▶ **Task directions**: Reproduce each line that includes the word "subdivisions".

--- Start Raw data ---

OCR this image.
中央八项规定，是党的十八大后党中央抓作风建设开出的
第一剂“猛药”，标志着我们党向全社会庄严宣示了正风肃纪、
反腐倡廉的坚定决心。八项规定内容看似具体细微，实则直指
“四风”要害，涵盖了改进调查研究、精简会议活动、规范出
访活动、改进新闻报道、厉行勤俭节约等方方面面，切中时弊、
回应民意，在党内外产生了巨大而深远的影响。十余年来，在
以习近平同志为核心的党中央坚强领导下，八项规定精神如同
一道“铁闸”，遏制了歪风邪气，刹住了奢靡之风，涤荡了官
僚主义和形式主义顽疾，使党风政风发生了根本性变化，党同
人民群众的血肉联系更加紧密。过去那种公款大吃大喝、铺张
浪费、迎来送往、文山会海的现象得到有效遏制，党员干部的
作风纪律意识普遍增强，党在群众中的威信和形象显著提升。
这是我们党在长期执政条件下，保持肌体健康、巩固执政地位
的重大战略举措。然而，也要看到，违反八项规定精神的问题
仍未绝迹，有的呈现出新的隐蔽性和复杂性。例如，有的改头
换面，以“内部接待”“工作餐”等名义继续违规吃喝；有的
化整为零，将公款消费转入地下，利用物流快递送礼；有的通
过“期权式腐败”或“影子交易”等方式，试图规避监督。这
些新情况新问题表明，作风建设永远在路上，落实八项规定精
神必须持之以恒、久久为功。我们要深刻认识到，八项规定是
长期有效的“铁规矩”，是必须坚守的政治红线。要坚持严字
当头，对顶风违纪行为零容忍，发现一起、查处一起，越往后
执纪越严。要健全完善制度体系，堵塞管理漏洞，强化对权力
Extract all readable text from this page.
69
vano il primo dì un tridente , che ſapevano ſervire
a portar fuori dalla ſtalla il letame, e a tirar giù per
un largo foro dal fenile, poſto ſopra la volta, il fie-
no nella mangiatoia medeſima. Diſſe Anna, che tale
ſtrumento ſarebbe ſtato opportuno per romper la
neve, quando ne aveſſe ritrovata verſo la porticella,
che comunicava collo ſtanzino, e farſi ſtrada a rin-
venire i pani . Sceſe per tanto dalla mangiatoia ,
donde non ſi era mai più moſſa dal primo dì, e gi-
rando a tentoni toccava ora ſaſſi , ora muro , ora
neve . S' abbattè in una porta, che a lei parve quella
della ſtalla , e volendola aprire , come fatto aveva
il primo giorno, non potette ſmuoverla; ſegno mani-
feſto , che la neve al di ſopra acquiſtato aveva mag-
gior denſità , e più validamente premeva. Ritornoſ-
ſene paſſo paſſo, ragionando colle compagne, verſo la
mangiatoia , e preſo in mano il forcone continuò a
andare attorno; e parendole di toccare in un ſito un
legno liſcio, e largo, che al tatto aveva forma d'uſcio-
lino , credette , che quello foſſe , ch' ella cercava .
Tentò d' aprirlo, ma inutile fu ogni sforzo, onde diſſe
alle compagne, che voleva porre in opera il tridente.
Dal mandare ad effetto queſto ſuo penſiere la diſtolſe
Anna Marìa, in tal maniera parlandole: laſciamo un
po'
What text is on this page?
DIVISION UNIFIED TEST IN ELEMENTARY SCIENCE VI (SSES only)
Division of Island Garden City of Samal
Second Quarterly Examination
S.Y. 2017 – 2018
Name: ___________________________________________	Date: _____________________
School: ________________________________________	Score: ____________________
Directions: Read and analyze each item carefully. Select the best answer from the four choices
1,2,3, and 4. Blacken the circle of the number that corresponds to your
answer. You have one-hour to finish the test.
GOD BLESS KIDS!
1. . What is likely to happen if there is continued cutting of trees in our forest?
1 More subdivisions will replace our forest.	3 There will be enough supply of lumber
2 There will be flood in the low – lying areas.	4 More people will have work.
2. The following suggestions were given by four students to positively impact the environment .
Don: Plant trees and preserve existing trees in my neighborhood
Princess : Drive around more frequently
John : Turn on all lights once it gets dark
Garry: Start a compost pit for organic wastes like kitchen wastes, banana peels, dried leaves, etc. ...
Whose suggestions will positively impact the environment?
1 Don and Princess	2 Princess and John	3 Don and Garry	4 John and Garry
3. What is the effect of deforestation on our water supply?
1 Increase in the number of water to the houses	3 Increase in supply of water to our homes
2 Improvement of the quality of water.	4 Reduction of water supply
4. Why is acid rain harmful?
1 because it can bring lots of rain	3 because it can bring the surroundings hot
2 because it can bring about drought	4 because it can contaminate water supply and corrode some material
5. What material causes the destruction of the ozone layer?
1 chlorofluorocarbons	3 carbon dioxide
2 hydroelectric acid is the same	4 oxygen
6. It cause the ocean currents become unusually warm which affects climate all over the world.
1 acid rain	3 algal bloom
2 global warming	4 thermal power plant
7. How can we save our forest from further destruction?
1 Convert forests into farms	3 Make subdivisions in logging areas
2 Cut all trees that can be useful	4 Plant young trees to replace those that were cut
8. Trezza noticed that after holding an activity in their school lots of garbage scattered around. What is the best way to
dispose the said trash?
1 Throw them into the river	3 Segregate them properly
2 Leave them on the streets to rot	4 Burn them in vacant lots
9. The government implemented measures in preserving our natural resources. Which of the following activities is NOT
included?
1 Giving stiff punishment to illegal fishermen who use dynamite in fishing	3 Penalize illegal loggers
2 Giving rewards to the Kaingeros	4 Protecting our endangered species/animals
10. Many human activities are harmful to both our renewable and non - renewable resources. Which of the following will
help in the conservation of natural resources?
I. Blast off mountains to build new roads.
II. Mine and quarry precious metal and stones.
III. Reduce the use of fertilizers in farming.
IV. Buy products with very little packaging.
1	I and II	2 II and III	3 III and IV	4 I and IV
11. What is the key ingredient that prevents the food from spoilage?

--- End Raw data ---

▶ **Solution to the problem**:
1 More subdivisions will replace our forest.	3 There will be enough supply of lumber
1 Convert forests into farms	3 Make subdivisions in logging areas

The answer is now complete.